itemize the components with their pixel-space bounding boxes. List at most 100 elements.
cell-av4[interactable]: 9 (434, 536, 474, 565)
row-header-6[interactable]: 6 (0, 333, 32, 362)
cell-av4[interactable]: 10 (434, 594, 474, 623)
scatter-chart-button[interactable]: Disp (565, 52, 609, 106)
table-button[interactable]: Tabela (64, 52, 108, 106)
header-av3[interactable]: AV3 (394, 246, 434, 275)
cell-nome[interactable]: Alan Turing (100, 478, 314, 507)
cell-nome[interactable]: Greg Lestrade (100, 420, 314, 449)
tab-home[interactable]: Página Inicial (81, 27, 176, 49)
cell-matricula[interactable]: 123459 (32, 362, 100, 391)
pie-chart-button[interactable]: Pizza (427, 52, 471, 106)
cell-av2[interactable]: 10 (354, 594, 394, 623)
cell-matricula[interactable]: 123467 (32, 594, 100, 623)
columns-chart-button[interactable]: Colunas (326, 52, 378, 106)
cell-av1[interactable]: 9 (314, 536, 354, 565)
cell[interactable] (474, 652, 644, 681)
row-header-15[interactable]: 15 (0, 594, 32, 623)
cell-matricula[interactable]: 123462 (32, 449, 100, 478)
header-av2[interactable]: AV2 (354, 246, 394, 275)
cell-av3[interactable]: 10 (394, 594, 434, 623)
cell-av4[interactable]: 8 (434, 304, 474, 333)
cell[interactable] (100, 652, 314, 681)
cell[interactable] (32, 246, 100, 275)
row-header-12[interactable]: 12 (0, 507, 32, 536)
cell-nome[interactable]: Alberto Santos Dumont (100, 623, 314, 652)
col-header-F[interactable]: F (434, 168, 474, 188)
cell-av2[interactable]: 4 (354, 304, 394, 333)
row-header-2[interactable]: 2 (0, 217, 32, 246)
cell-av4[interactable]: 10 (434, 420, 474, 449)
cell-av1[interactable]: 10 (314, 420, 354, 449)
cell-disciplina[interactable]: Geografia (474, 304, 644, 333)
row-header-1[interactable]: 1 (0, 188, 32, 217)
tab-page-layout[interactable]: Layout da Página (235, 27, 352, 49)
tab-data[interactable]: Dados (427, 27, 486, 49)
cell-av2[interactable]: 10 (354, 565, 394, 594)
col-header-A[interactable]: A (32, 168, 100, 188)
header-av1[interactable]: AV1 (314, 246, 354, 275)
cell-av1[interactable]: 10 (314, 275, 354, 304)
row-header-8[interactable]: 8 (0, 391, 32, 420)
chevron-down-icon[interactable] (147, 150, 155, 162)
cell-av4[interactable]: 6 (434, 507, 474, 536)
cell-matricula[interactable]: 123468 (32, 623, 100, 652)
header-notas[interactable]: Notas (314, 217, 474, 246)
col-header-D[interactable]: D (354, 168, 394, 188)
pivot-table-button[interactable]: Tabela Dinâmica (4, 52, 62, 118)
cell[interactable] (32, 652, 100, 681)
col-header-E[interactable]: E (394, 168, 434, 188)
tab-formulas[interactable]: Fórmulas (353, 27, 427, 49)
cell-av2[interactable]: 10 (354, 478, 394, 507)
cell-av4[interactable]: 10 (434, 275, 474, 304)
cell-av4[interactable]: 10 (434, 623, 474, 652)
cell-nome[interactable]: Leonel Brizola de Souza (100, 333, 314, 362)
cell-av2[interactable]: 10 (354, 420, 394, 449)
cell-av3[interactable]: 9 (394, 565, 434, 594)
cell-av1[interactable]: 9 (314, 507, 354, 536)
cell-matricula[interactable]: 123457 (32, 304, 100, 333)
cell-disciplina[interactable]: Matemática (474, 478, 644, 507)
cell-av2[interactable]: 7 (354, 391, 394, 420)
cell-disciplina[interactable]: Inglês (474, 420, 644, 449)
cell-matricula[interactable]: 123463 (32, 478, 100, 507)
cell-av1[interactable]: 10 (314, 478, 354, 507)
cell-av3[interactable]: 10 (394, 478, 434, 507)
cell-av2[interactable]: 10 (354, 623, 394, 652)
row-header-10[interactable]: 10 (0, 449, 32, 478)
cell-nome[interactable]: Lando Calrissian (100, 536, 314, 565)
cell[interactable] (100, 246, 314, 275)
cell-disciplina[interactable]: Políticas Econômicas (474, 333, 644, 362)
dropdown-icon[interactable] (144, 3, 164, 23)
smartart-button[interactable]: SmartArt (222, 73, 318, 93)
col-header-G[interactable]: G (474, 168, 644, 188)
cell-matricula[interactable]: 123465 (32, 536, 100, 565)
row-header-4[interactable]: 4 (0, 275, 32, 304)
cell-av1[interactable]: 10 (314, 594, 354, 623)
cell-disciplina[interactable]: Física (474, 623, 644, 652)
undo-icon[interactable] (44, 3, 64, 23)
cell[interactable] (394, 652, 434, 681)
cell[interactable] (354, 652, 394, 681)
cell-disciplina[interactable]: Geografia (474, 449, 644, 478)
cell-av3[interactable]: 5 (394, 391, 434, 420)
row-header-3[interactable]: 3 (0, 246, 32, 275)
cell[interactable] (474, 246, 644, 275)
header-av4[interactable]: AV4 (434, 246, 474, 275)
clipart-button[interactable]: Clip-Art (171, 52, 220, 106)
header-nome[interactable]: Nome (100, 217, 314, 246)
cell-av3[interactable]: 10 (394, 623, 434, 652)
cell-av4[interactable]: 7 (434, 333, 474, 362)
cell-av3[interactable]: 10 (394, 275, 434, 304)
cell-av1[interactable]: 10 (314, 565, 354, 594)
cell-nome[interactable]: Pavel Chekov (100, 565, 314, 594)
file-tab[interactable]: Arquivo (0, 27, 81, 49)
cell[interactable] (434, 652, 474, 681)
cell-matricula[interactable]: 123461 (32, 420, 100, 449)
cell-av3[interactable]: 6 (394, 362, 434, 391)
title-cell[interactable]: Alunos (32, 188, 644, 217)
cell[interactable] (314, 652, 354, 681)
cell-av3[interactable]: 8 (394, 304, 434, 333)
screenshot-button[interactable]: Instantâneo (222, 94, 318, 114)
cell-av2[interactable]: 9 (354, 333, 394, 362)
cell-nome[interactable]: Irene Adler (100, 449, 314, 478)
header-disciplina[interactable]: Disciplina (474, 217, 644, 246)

• _GIVEN TASK_
Reproduce every line of the records above verbatim, in their original order.

• _SOLVED EXERCISE_
itemize the components with their pixel-space bounding boxes. List at most 100 elements.
cell-av4[interactable]: 9 (434, 536, 474, 565)
row-header-6[interactable]: 6 (0, 333, 32, 362)
cell-av4[interactable]: 10 (434, 594, 474, 623)
scatter-chart-button[interactable]: Disp (565, 52, 609, 106)
table-button[interactable]: Tabela (64, 52, 108, 106)
header-av3[interactable]: AV3 (394, 246, 434, 275)
cell-nome[interactable]: Alan Turing (100, 478, 314, 507)
cell-nome[interactable]: Greg Lestrade (100, 420, 314, 449)
tab-home[interactable]: Página Inicial (81, 27, 176, 49)
cell-matricula[interactable]: 123459 (32, 362, 100, 391)
pie-chart-button[interactable]: Pizza (427, 52, 471, 106)
cell-av2[interactable]: 10 (354, 594, 394, 623)
cell-matricula[interactable]: 123467 (32, 594, 100, 623)
columns-chart-button[interactable]: Colunas (326, 52, 378, 106)
cell-av1[interactable]: 9 (314, 536, 354, 565)
cell[interactable] (474, 652, 644, 681)
row-header-15[interactable]: 15 (0, 594, 32, 623)
cell-matricula[interactable]: 123462 (32, 449, 100, 478)
header-av2[interactable]: AV2 (354, 246, 394, 275)
cell-av3[interactable]: 10 (394, 594, 434, 623)
cell-av4[interactable]: 8 (434, 304, 474, 333)
cell[interactable] (100, 652, 314, 681)
cell[interactable] (32, 246, 100, 275)
row-header-12[interactable]: 12 (0, 507, 32, 536)
cell-nome[interactable]: Alberto Santos Dumont (100, 623, 314, 652)
col-header-F[interactable]: F (434, 168, 474, 188)
cell-av2[interactable]: 4 (354, 304, 394, 333)
row-header-2[interactable]: 2 (0, 217, 32, 246)
cell-av4[interactable]: 10 (434, 420, 474, 449)
cell-av1[interactable]: 10 (314, 420, 354, 449)
cell-disciplina[interactable]: Geografia (474, 304, 644, 333)
row-header-1[interactable]: 1 (0, 188, 32, 217)
tab-page-layout[interactable]: Layout da Página (235, 27, 352, 49)
tab-data[interactable]: Dados (427, 27, 486, 49)
cell-av2[interactable]: 10 (354, 565, 394, 594)
col-header-A[interactable]: A (32, 168, 100, 188)
header-av1[interactable]: AV1 (314, 246, 354, 275)
cell-av1[interactable]: 10 (314, 275, 354, 304)
row-header-8[interactable]: 8 (0, 391, 32, 420)
chevron-down-icon[interactable] (147, 150, 155, 162)
cell-av4[interactable]: 6 (434, 507, 474, 536)
cell-matricula[interactable]: 123468 (32, 623, 100, 652)
header-notas[interactable]: Notas (314, 217, 474, 246)
col-header-D[interactable]: D (354, 168, 394, 188)
pivot-table-button[interactable]: Tabela Dinâmica (4, 52, 62, 118)
cell[interactable] (32, 652, 100, 681)
col-header-E[interactable]: E (394, 168, 434, 188)
tab-formulas[interactable]: Fórmulas (353, 27, 427, 49)
cell-av2[interactable]: 10 (354, 478, 394, 507)
cell-av4[interactable]: 10 (434, 275, 474, 304)
cell-av4[interactable]: 10 (434, 623, 474, 652)
cell-nome[interactable]: Leonel Brizola de Souza (100, 333, 314, 362)
cell-av2[interactable]: 10 (354, 420, 394, 449)
cell-av3[interactable]: 9 (394, 565, 434, 594)
cell-av1[interactable]: 9 (314, 507, 354, 536)
cell-matricula[interactable]: 123457 (32, 304, 100, 333)
cell-disciplina[interactable]: Matemática (474, 478, 644, 507)
cell-av2[interactable]: 7 (354, 391, 394, 420)
cell-disciplina[interactable]: Inglês (474, 420, 644, 449)
cell-matricula[interactable]: 123463 (32, 478, 100, 507)
cell-av1[interactable]: 10 (314, 478, 354, 507)
cell-av3[interactable]: 10 (394, 478, 434, 507)
cell-av2[interactable]: 10 (354, 623, 394, 652)
row-header-10[interactable]: 10 (0, 449, 32, 478)
cell-nome[interactable]: Lando Calrissian (100, 536, 314, 565)
cell[interactable] (100, 246, 314, 275)
cell-disciplina[interactable]: Políticas Econômicas (474, 333, 644, 362)
dropdown-icon[interactable] (144, 3, 164, 23)
smartart-button[interactable]: SmartArt (222, 73, 318, 93)
col-header-G[interactable]: G (474, 168, 644, 188)
cell-matricula[interactable]: 123465 (32, 536, 100, 565)
row-header-4[interactable]: 4 (0, 275, 32, 304)
cell-av1[interactable]: 10 (314, 594, 354, 623)
cell-disciplina[interactable]: Física (474, 623, 644, 652)
undo-icon[interactable] (44, 3, 64, 23)
cell[interactable] (394, 652, 434, 681)
cell[interactable] (354, 652, 394, 681)
cell-disciplina[interactable]: Geografia (474, 449, 644, 478)
cell-av3[interactable]: 5 (394, 391, 434, 420)
row-header-3[interactable]: 3 (0, 246, 32, 275)
cell[interactable] (474, 246, 644, 275)
header-av4[interactable]: AV4 (434, 246, 474, 275)
clipart-button[interactable]: Clip-Art (171, 52, 220, 106)
header-nome[interactable]: Nome (100, 217, 314, 246)
cell-av3[interactable]: 10 (394, 623, 434, 652)
cell-av4[interactable]: 7 (434, 333, 474, 362)
cell-av3[interactable]: 10 (394, 275, 434, 304)
cell-av1[interactable]: 10 (314, 565, 354, 594)
cell-nome[interactable]: Pavel Chekov (100, 565, 314, 594)
file-tab[interactable]: Arquivo (0, 27, 81, 49)
cell[interactable] (434, 652, 474, 681)
cell-matricula[interactable]: 123461 (32, 420, 100, 449)
cell-av3[interactable]: 6 (394, 362, 434, 391)
title-cell[interactable]: Alunos (32, 188, 644, 217)
cell[interactable] (314, 652, 354, 681)
cell-av3[interactable]: 8 (394, 304, 434, 333)
screenshot-button[interactable]: Instantâneo (222, 94, 318, 114)
cell-av2[interactable]: 9 (354, 333, 394, 362)
cell-nome[interactable]: Irene Adler (100, 449, 314, 478)
header-disciplina[interactable]: Disciplina (474, 217, 644, 246)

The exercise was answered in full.